Work required: How many lines of the records hold the string "questions"? Reply with the number alone.

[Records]
──────
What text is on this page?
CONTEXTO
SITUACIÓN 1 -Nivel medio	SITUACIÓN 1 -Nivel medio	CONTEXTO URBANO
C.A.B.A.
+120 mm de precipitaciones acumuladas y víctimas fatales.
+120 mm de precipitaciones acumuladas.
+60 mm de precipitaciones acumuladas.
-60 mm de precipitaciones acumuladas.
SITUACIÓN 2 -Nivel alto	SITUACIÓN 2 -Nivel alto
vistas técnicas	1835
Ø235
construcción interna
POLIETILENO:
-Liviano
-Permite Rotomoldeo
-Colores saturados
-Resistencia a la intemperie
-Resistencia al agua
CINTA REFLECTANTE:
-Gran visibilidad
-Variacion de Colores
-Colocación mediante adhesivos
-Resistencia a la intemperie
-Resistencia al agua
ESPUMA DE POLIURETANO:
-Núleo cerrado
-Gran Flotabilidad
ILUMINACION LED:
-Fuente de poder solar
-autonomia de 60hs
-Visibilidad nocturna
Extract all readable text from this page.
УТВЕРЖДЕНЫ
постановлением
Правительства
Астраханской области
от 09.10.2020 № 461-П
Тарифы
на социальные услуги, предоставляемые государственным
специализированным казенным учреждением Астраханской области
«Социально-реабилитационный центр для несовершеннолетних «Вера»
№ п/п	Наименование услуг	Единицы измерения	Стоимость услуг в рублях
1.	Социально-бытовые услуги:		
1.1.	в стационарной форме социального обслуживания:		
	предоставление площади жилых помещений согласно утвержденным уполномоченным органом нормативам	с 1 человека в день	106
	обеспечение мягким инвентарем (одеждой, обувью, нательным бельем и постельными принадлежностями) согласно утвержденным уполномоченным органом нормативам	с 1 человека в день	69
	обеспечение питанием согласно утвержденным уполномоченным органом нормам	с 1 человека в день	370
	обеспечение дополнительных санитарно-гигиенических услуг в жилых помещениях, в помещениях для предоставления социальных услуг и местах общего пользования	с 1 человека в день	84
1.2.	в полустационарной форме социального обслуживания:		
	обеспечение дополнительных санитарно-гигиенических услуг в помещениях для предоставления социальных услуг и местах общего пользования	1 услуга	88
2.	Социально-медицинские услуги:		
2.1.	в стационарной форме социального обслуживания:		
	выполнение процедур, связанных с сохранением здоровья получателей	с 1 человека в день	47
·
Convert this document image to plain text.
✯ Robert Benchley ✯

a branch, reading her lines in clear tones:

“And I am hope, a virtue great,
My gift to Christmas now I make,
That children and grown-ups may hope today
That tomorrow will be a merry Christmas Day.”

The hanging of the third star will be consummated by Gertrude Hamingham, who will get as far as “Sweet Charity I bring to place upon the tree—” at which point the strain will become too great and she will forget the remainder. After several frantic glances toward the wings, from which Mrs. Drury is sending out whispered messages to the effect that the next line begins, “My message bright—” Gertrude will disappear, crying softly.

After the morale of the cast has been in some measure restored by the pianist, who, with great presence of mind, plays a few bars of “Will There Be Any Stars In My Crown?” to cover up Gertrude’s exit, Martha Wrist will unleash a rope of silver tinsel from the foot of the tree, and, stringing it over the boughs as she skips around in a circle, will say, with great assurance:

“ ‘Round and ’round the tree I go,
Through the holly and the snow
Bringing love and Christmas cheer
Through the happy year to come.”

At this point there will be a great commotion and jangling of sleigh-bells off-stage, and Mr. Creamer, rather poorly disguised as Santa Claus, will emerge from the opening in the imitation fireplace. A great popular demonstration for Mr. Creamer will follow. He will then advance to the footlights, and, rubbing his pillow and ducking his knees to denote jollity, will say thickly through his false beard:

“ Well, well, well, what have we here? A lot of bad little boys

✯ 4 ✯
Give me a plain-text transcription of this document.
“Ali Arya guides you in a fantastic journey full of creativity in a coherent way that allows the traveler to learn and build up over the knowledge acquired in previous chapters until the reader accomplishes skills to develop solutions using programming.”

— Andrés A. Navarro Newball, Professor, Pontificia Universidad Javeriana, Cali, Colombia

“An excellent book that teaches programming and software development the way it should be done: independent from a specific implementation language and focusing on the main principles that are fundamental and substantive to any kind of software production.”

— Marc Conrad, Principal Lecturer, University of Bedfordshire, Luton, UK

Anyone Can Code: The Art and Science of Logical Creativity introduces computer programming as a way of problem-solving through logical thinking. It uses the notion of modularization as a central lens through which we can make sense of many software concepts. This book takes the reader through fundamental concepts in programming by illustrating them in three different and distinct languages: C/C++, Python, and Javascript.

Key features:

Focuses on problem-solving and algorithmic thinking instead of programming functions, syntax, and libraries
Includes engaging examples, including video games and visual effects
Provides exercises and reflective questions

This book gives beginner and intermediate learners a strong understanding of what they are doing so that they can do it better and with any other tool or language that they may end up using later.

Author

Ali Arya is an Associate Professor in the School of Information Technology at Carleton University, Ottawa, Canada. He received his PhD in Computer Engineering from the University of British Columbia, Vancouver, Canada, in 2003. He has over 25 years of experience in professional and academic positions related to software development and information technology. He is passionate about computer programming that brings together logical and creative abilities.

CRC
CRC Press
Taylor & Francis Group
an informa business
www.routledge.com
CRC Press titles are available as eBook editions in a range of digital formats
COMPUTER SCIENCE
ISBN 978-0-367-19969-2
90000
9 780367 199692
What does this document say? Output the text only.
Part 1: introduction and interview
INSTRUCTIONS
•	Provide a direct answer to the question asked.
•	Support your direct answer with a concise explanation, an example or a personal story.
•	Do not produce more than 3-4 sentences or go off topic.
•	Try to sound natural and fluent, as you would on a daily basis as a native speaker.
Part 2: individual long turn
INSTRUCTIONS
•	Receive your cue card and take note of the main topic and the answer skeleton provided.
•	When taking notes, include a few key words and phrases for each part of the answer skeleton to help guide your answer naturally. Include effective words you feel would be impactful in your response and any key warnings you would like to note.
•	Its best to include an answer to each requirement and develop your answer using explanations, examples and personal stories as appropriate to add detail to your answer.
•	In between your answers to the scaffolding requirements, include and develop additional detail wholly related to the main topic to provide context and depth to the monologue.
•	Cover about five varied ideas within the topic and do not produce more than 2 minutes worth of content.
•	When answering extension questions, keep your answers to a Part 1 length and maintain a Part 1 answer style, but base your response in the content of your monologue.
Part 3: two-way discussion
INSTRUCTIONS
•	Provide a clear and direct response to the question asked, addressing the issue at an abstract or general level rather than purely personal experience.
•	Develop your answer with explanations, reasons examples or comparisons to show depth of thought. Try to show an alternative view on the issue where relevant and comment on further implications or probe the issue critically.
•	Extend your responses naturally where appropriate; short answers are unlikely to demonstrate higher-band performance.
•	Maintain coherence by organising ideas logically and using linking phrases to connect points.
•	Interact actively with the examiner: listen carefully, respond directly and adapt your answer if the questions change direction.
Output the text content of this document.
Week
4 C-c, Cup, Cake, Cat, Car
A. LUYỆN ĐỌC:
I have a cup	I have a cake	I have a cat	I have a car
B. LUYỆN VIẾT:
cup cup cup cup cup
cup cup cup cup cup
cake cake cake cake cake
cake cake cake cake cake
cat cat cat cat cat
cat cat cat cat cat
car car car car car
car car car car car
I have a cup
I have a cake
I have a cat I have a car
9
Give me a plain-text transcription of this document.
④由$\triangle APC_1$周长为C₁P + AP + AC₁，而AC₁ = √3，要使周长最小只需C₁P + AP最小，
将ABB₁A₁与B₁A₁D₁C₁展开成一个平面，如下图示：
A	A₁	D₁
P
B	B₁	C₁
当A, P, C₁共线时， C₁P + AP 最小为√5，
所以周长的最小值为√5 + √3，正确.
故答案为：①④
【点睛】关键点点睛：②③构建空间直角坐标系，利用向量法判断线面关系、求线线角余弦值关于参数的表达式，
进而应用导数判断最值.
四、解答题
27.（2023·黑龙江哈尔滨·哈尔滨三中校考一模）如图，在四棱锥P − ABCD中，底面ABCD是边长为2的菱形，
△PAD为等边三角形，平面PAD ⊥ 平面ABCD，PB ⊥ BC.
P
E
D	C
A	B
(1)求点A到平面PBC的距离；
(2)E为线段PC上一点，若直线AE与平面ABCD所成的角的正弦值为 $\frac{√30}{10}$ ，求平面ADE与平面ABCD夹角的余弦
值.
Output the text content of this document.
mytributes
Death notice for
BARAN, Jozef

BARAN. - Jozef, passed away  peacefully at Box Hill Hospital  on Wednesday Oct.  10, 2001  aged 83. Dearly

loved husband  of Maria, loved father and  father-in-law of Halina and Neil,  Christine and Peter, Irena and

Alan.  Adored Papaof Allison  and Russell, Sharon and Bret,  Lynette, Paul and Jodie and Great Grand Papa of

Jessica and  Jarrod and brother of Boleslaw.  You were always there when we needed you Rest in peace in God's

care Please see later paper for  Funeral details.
──────
Result of the task: 3